**Problem requirements:** State the number of lines that contain "ZWIĄZKU", with no other text.

**Source material:**
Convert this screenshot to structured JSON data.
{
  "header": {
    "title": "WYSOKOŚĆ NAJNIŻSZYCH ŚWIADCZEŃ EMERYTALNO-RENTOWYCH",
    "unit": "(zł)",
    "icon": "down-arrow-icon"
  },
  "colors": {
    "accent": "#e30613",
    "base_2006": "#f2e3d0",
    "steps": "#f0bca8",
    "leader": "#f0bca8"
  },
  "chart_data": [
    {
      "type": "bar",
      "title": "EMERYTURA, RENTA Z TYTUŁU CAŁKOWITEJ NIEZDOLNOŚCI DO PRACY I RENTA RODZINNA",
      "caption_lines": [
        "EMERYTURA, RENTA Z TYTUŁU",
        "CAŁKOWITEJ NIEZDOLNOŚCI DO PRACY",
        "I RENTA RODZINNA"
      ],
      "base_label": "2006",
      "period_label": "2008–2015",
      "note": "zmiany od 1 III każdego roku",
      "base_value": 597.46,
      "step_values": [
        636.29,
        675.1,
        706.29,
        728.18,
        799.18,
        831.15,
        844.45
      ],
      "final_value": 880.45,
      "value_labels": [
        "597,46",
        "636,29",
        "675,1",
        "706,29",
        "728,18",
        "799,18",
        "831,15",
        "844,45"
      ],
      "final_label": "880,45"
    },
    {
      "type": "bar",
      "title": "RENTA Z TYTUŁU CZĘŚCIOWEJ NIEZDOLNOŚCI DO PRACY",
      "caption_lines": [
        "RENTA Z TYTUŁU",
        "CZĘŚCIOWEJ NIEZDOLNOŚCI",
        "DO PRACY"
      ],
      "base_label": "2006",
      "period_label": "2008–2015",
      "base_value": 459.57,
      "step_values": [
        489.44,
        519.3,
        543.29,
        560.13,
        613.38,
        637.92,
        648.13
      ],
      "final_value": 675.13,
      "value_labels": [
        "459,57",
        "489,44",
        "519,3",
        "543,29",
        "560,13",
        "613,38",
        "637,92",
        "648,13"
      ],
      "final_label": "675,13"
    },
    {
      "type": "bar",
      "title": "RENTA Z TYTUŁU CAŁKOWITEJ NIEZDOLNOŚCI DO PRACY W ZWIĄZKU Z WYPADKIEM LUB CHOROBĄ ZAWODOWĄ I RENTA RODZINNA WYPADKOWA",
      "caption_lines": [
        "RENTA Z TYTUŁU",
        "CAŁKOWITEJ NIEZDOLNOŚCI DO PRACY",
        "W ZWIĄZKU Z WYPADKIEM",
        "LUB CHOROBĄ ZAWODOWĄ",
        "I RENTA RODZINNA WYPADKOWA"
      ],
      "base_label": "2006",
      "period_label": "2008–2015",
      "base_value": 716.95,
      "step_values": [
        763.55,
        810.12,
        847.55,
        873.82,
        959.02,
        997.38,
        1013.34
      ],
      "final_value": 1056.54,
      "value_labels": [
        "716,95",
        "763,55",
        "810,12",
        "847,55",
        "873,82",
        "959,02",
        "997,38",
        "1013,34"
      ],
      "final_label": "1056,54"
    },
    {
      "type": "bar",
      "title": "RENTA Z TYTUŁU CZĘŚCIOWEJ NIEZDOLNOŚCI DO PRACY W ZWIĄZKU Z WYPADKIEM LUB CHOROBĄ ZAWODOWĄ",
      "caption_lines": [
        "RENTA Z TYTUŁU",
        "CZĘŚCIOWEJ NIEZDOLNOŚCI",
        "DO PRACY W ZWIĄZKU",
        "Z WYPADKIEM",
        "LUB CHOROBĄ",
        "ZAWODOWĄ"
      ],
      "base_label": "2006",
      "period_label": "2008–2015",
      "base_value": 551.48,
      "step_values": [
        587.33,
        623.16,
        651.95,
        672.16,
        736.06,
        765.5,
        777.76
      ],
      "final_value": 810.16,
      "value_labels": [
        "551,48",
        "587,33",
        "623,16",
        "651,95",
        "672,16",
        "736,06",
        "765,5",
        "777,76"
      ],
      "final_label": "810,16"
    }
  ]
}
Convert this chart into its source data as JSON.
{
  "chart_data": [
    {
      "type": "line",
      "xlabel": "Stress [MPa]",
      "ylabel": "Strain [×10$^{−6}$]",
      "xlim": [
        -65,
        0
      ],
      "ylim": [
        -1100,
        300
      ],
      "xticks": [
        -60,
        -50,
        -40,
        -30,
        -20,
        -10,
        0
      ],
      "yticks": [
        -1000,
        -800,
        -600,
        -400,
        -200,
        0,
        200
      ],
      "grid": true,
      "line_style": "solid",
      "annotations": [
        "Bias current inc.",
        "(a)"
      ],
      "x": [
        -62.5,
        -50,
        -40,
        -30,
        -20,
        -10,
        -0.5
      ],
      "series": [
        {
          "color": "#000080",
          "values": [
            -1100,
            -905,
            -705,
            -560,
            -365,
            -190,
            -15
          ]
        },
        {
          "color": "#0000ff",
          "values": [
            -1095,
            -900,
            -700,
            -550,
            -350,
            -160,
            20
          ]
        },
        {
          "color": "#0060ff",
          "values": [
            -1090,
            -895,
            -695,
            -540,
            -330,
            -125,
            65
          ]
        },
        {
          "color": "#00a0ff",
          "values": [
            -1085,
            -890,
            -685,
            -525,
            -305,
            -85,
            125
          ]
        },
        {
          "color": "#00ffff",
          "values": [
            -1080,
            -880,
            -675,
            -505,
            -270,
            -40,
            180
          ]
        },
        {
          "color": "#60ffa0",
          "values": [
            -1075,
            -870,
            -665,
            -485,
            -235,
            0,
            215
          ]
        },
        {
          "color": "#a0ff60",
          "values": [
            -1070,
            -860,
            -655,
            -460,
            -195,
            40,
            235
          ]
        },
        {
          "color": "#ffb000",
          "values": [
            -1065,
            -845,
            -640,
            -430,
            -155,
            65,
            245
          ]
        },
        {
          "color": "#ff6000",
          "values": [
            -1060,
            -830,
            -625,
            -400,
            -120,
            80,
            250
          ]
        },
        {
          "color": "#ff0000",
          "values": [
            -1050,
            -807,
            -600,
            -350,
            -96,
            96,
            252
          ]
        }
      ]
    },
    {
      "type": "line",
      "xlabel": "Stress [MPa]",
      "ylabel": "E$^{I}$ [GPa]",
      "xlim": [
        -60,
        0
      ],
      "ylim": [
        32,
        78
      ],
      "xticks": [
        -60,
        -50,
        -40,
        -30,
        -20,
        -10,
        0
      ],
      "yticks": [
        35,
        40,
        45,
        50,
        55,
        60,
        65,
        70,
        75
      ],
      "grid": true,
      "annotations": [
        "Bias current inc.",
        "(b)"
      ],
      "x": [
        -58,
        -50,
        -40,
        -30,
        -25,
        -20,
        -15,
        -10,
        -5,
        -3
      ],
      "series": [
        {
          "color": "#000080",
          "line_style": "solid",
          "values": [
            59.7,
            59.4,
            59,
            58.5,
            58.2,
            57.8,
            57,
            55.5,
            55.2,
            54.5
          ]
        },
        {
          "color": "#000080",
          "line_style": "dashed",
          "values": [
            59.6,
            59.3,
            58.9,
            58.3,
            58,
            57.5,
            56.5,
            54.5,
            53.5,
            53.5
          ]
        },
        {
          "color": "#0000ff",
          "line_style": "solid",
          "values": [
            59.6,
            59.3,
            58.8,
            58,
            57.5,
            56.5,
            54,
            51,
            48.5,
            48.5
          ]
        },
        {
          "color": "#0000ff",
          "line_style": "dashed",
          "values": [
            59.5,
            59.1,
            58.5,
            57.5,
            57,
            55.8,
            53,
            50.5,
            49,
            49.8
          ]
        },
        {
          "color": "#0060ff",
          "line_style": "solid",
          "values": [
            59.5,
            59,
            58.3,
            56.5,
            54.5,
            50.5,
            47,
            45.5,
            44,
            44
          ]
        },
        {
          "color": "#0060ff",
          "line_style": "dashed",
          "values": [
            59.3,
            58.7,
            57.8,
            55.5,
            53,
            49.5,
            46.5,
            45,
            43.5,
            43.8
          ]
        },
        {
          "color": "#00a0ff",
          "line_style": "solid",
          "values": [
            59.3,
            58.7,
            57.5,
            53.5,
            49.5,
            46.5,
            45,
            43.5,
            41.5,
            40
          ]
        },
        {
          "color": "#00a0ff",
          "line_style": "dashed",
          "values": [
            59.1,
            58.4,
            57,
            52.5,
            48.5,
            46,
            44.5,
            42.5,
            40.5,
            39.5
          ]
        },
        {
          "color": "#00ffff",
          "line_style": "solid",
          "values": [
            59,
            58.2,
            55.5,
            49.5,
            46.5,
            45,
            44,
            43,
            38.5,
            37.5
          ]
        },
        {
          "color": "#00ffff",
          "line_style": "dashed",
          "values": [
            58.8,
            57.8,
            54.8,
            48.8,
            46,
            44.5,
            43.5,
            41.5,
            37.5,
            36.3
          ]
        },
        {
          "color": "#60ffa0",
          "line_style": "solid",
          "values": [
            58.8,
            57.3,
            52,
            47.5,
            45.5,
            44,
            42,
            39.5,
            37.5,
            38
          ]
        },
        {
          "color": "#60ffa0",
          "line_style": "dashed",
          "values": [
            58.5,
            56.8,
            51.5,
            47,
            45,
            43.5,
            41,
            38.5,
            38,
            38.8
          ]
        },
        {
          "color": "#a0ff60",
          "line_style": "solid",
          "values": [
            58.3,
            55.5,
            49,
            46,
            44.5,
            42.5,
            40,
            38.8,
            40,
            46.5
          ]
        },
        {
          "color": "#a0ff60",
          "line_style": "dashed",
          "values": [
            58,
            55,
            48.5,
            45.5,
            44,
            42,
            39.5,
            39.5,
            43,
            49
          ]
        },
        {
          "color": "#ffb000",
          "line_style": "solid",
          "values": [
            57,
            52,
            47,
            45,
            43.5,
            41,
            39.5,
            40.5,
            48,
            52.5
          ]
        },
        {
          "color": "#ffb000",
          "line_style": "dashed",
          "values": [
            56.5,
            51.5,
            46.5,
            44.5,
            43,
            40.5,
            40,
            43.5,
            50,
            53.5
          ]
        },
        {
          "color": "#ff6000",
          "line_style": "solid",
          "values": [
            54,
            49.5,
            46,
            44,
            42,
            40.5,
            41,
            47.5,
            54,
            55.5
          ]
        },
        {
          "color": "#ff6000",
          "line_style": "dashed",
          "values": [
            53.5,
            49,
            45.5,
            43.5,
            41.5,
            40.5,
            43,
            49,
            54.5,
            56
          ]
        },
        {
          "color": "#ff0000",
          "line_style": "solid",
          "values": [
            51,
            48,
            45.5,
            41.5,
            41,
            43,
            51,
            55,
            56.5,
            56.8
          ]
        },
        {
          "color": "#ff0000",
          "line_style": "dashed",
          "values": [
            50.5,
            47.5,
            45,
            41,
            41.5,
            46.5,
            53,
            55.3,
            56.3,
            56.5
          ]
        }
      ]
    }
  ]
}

**Result of this task:** 4